## Task goal
Below are the records; pull every line that includes "title".
___ Dataset entries
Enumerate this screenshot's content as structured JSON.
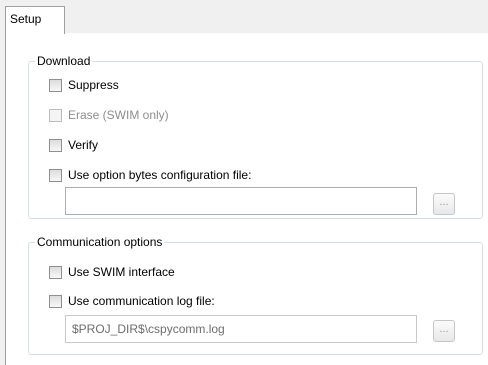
{
  "tabs": [
    {
      "label": "Setup"
    }
  ],
  "download": {
    "title": "Download",
    "suppress": {
      "label": "Suppress",
      "checked": false,
      "enabled": true
    },
    "erase": {
      "label": "Erase (SWIM only)",
      "checked": false,
      "enabled": false
    },
    "verify": {
      "label": "Verify",
      "checked": false,
      "enabled": true
    },
    "option_bytes": {
      "label": "Use option bytes configuration file:",
      "checked": false,
      "enabled": true
    },
    "option_bytes_path": "",
    "browse_label": "..."
  },
  "communication": {
    "title": "Communication options",
    "swim": {
      "label": "Use SWIM interface",
      "checked": false,
      "enabled": true
    },
    "log_file": {
      "label": "Use communication log file:",
      "checked": false,
      "enabled": true
    },
    "log_file_path": "$PROJ_DIR$\\cspycomm.log",
    "browse_label": "..."
  }
}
______
## Solution to this task
    "title": "Download",
    "title": "Communication options",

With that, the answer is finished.